- [Your objective]:
Exactly repeat all the records below, omitting the images they hold.

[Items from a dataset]
— START —
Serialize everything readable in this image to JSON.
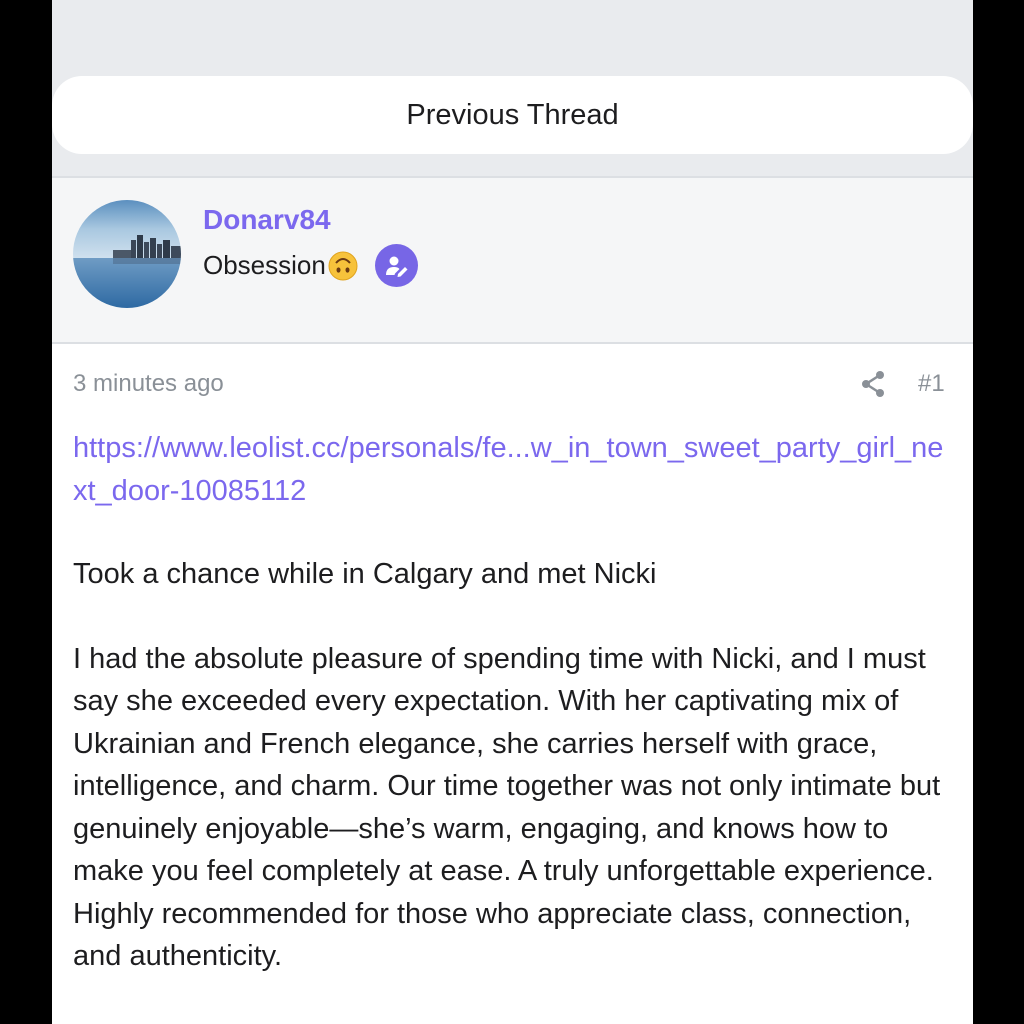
{
  "nav": {
    "previous_thread_label": "Previous Thread"
  },
  "author": {
    "username": "Donarv84",
    "title": "Obsession",
    "title_emoji_icon": "upside-down-face-emoji",
    "badge_icon": "user-edit-icon"
  },
  "post": {
    "timestamp": "3 minutes ago",
    "share_icon": "share-icon",
    "number": "#1",
    "link": "https://www.leolist.cc/personals/fe...w_in_town_sweet_party_girl_next_door-10085112",
    "paragraphs": [
      "Took a chance while in Calgary and met Nicki",
      "I had the absolute pleasure of spending time with Nicki, and I must say she exceeded every expectation. With her captivating mix of Ukrainian and French elegance, she carries herself with grace, intelligence, and charm. Our time together was not only intimate but genuinely enjoyable—she’s warm, engaging, and knows how to make you feel completely at ease. A truly unforgettable experience. Highly recommended for those who appreciate class, connection, and authenticity."
    ]
  },
  "colors": {
    "accent": "#7b68ee",
    "background_band": "#e9ebee",
    "author_band": "#f5f6f7",
    "muted_text": "#8a9097",
    "body_text": "#1d1d1f"
  }
}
— END —
- [Response for this exercise]:
Serialize everything readable in this image to JSON.
{
  "nav": {
    "previous_thread_label": "Previous Thread"
  },
  "author": {
    "username": "Donarv84",
    "title": "Obsession",
    "title_emoji_icon": "upside-down-face-emoji",
    "badge_icon": "user-edit-icon"
  },
  "post": {
    "timestamp": "3 minutes ago",
    "share_icon": "share-icon",
    "number": "#1",
    "link": "https://www.leolist.cc/personals/fe...w_in_town_sweet_party_girl_next_door-10085112",
    "paragraphs": [
      "Took a chance while in Calgary and met Nicki",
      "I had the absolute pleasure of spending time with Nicki, and I must say she exceeded every expectation. With her captivating mix of Ukrainian and French elegance, she carries herself with grace, intelligence, and charm. Our time together was not only intimate but genuinely enjoyable—she’s warm, engaging, and knows how to make you feel completely at ease. A truly unforgettable experience. Highly recommended for those who appreciate class, connection, and authenticity."
    ]
  },
  "colors": {
    "accent": "#7b68ee",
    "background_band": "#e9ebee",
    "author_band": "#f5f6f7",
    "muted_text": "#8a9097",
    "body_text": "#1d1d1f"
  }
}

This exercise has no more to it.